Report only how many lines hold the word "type".
--- Start Records shown ---
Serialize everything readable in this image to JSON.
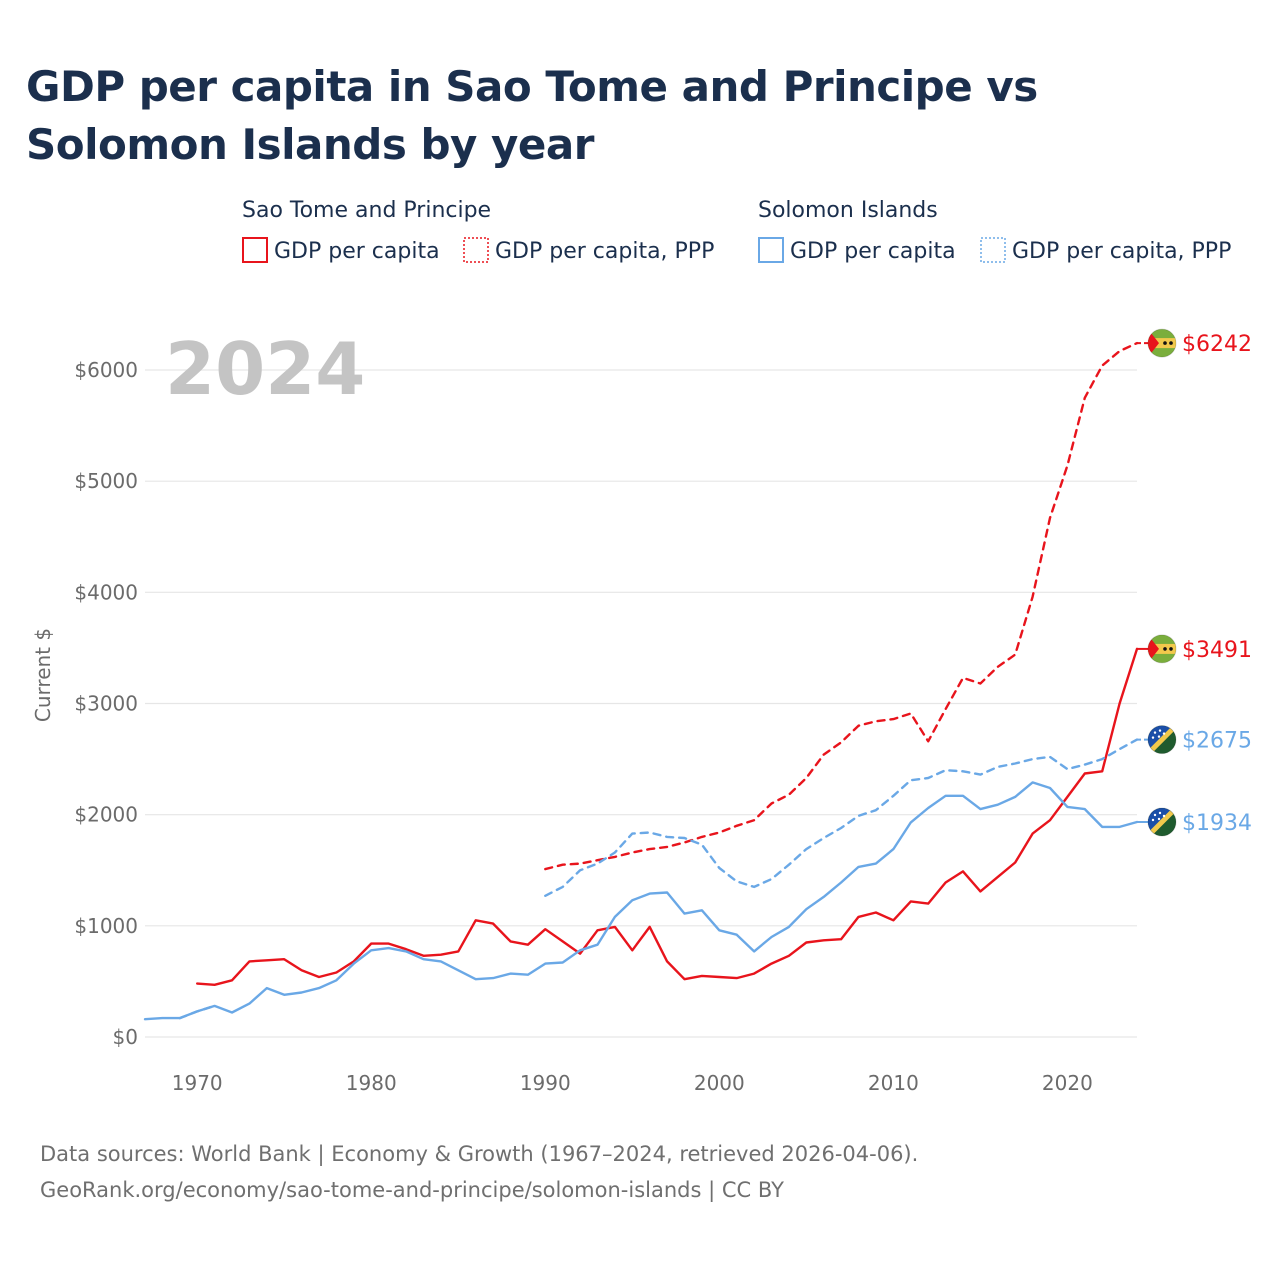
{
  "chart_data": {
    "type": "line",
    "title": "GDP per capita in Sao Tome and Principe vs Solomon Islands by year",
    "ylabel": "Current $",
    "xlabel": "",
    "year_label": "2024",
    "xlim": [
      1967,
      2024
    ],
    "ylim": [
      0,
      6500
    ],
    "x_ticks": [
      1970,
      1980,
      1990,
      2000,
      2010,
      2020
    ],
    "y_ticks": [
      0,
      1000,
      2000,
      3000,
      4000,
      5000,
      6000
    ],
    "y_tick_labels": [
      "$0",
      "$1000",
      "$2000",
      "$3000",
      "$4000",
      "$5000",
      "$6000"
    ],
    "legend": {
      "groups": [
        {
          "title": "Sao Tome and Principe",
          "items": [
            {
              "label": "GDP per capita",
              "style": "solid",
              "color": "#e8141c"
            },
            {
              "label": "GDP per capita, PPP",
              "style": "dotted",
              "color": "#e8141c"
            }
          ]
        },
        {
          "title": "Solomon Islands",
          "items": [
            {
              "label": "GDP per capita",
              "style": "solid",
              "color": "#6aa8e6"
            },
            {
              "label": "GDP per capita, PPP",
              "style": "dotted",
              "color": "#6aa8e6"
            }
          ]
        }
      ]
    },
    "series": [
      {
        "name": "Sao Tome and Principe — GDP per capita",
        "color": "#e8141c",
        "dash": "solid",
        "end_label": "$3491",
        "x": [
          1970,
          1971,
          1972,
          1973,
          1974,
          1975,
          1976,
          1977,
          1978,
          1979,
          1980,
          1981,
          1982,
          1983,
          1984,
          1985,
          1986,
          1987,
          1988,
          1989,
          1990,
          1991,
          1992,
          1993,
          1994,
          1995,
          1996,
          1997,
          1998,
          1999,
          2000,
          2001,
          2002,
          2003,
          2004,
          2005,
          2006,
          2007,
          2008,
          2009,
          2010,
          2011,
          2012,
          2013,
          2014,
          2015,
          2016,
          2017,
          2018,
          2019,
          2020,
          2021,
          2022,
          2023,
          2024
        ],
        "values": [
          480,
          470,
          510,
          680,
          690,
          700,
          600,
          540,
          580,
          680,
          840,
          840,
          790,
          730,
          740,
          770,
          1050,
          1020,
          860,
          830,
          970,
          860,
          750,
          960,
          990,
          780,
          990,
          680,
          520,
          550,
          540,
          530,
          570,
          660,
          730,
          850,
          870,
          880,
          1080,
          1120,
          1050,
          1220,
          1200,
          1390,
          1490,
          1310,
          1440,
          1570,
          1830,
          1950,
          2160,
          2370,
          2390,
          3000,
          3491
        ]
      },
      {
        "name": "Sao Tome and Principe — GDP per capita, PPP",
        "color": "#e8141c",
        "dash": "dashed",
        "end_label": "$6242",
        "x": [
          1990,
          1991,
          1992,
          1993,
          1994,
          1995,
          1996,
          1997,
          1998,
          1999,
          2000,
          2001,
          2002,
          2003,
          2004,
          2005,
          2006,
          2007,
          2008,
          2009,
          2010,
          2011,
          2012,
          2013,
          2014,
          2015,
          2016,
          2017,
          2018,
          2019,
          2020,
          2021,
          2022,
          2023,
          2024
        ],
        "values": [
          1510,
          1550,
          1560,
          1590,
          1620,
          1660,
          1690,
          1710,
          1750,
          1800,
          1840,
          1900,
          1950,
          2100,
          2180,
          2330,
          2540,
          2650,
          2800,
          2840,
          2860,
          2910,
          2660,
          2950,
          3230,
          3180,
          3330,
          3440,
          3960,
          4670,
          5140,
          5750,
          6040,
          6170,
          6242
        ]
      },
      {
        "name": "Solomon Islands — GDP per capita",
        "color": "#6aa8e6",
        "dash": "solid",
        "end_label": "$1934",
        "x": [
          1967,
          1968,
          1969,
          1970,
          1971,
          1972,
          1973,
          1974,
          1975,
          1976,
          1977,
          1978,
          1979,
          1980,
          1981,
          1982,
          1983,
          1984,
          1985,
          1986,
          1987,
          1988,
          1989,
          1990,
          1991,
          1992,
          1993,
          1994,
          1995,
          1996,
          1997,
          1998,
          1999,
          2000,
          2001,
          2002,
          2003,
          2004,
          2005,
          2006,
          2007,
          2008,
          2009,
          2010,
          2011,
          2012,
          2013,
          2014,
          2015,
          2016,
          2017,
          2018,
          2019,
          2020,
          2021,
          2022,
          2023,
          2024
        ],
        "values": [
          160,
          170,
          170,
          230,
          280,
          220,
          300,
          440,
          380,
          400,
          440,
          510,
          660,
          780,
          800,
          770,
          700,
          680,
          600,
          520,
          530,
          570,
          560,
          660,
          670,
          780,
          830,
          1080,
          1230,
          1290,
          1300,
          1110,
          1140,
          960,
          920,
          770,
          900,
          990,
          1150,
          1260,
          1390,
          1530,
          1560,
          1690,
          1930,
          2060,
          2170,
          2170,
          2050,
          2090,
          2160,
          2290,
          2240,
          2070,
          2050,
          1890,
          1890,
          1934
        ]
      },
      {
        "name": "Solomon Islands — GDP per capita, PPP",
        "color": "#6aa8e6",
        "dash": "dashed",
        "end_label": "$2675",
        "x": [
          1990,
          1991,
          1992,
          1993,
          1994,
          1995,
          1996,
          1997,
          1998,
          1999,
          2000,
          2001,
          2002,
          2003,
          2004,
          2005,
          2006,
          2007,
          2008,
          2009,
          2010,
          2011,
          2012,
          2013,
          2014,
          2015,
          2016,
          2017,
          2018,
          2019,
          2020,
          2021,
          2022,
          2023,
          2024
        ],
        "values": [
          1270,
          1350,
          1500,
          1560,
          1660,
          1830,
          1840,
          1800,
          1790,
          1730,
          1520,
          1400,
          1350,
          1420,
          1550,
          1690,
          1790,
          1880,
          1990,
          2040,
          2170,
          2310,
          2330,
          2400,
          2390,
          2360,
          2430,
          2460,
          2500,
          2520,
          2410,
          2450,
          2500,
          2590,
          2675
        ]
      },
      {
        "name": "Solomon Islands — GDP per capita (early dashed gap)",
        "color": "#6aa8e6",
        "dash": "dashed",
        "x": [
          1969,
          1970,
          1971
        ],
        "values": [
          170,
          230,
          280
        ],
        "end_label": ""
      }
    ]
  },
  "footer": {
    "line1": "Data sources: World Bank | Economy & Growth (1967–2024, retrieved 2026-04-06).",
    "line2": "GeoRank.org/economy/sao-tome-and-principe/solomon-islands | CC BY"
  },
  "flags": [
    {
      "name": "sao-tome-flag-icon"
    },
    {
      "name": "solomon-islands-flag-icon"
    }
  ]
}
--- End Records shown ---
--- Start Records shown ---
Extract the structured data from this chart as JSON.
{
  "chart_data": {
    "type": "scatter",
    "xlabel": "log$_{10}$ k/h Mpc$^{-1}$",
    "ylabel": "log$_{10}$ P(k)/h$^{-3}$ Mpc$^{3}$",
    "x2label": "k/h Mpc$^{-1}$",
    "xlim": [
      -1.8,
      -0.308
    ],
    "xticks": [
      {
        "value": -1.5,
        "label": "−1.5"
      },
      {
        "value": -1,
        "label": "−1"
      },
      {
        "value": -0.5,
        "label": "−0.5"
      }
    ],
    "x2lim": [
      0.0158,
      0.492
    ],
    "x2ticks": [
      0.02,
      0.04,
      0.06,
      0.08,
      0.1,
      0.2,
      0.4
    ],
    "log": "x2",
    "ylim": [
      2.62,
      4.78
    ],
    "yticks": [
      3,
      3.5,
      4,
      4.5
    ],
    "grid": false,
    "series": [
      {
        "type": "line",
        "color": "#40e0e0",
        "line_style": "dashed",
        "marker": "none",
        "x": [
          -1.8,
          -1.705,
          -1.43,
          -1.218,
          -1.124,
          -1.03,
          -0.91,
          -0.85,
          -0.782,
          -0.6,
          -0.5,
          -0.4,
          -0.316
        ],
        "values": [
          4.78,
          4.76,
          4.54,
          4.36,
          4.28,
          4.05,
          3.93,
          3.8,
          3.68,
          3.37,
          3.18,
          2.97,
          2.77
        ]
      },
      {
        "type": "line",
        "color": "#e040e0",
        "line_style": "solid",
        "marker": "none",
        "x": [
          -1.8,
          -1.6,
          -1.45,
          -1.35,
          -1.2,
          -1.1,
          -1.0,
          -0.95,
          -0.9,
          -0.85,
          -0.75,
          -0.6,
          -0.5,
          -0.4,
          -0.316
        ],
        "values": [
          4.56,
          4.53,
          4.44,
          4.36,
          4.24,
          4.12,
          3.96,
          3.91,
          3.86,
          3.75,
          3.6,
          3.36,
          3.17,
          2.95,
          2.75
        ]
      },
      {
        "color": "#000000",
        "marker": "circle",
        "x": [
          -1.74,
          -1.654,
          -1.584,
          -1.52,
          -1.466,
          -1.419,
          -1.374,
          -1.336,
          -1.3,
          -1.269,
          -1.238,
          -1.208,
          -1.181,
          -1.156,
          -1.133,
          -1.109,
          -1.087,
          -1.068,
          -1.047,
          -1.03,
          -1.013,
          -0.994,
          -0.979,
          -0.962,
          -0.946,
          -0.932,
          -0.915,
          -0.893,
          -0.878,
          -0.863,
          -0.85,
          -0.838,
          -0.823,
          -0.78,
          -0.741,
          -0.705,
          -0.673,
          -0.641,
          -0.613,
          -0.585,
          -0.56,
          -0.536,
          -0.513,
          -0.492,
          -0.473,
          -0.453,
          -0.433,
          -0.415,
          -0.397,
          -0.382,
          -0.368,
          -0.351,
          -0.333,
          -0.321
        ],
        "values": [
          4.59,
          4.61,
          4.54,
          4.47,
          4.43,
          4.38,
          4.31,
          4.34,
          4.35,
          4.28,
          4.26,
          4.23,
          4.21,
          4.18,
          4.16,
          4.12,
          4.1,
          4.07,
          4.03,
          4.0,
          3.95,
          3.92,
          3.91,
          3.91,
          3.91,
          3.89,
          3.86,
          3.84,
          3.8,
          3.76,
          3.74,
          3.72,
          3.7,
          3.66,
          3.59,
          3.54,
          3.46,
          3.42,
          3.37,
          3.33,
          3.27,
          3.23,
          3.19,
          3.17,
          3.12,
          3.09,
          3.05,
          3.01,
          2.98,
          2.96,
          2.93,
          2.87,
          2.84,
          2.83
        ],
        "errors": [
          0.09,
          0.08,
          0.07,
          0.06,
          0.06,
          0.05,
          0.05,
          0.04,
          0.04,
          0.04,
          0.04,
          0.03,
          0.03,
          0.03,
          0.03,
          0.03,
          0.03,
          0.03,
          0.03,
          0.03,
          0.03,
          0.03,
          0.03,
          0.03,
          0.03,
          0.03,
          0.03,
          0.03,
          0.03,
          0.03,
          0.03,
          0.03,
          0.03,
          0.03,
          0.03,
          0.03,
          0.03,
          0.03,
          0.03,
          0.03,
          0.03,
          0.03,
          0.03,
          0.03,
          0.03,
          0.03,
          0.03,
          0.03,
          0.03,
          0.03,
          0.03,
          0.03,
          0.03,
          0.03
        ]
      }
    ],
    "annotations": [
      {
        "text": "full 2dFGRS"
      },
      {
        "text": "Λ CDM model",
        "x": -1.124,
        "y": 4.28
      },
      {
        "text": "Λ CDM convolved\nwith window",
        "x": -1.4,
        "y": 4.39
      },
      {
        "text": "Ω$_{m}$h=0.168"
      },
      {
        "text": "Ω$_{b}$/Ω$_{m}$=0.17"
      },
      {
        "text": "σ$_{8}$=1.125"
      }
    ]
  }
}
--- End Records shown ---
> The solution: 4